_TASK DESCRIPTION_:
Pull every line containing "dirty" out of the material below.
★ ★ ★ ★ ★
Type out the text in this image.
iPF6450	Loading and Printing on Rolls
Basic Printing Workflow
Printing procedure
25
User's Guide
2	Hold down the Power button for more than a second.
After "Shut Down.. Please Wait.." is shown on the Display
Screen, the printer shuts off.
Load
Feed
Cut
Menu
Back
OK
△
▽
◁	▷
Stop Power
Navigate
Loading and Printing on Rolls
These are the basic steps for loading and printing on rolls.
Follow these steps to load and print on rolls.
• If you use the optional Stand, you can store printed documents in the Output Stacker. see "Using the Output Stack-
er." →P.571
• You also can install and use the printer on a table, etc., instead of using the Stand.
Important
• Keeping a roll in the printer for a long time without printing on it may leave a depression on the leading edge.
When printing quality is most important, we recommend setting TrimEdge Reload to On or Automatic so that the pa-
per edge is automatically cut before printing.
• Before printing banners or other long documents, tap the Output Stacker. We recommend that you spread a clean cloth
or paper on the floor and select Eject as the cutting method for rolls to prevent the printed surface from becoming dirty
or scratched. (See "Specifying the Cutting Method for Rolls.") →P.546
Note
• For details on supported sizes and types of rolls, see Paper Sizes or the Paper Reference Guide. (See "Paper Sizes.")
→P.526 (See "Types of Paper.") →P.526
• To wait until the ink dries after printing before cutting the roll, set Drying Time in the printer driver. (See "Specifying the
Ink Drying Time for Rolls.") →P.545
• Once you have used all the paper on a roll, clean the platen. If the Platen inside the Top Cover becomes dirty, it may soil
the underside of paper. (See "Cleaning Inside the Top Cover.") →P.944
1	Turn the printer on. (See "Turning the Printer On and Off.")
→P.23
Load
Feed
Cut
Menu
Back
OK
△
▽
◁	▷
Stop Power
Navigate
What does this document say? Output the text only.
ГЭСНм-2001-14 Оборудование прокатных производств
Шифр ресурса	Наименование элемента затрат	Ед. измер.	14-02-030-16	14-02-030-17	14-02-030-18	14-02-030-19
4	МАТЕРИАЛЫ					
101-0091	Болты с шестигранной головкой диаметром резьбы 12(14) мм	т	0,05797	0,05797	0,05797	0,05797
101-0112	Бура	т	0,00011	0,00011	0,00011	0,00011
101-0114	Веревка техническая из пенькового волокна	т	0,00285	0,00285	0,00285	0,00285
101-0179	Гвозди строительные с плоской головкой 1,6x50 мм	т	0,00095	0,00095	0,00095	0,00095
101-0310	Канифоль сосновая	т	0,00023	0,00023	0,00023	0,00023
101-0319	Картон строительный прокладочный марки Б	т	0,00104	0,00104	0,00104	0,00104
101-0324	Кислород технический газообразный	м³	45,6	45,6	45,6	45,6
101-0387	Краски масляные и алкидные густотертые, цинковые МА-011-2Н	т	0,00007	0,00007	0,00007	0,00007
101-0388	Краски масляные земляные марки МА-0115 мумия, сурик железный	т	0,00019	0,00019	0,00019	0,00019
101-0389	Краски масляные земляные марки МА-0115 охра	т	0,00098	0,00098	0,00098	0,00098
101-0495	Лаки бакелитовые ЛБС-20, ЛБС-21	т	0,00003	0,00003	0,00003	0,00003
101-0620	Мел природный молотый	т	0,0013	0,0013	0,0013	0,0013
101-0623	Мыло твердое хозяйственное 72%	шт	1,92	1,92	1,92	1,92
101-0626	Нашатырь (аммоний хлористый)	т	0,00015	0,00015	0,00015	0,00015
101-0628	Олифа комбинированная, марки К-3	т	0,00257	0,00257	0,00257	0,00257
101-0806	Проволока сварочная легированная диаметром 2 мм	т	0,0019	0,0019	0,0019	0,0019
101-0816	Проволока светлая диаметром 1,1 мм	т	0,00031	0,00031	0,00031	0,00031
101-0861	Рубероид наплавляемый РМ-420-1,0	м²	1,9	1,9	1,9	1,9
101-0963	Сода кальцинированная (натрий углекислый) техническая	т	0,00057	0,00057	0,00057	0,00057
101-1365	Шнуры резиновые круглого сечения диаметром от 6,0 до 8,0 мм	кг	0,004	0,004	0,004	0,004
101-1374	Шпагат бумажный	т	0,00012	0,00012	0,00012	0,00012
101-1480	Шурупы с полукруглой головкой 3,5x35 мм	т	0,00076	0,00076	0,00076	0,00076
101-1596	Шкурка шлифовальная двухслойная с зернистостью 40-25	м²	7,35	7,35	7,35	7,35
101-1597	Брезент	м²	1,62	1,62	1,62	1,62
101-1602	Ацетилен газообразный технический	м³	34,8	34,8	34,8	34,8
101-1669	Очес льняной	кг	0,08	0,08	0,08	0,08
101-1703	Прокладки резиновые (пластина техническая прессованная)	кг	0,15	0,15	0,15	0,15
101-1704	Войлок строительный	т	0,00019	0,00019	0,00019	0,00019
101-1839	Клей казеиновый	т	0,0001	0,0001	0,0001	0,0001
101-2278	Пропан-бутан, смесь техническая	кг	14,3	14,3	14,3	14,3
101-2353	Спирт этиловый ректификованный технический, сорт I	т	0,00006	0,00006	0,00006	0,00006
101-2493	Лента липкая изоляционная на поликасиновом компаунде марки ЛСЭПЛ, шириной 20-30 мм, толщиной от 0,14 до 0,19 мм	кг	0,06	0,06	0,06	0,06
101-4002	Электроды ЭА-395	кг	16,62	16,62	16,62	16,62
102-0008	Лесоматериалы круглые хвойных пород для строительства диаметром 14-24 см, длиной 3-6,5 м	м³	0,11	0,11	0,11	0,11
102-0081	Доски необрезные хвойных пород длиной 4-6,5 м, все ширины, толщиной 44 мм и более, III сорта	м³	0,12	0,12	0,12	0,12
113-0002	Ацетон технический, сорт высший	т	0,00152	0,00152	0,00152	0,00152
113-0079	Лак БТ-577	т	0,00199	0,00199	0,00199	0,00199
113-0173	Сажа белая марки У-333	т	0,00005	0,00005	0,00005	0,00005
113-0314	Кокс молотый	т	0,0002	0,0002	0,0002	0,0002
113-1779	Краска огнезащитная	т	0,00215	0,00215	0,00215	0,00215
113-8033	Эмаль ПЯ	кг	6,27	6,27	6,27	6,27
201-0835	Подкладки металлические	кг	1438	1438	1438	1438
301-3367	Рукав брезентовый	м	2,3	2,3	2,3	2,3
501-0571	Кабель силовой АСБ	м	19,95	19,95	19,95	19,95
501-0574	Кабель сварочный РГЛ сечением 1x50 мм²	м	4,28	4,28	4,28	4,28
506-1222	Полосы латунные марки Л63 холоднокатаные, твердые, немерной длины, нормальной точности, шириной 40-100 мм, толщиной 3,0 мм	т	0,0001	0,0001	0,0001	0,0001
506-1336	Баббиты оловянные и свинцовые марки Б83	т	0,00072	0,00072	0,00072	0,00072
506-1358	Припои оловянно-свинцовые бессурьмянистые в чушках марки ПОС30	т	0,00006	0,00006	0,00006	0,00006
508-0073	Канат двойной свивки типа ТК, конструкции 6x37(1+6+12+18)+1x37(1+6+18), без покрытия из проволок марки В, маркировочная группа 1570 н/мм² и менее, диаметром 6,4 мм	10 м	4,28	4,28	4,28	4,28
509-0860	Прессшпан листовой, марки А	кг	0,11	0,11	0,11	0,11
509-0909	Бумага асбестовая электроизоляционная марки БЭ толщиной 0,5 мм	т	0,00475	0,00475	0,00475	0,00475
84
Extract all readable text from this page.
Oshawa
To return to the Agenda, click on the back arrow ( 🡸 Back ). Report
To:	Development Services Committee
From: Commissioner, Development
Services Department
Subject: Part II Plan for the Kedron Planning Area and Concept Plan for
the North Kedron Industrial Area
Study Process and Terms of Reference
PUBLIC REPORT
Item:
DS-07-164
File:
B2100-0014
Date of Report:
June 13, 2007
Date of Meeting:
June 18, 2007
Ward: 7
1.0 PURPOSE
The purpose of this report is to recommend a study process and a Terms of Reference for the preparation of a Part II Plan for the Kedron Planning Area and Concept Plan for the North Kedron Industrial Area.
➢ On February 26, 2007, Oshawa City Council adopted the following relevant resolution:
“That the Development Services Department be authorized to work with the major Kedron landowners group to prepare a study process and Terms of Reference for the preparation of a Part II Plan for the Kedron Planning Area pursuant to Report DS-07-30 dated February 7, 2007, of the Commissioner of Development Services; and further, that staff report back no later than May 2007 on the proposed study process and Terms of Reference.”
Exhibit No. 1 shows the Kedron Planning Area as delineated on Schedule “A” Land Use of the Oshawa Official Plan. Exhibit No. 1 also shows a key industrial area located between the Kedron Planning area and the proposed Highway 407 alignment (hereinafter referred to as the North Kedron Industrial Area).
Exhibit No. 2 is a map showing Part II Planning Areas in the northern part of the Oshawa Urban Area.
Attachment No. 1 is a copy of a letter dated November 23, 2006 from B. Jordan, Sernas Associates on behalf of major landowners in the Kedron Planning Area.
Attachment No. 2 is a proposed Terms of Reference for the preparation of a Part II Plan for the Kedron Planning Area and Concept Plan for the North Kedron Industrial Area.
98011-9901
★ ★ ★ ★ ★
_ANSWER TO THE PROBLEM_:
or paper on the floor and select Eject as the cutting method for rolls to prevent the printed surface from becoming dirty
• Once you have used all the paper on a roll, clean the platen. If the Platen inside the Top Cover becomes dirty, it may soil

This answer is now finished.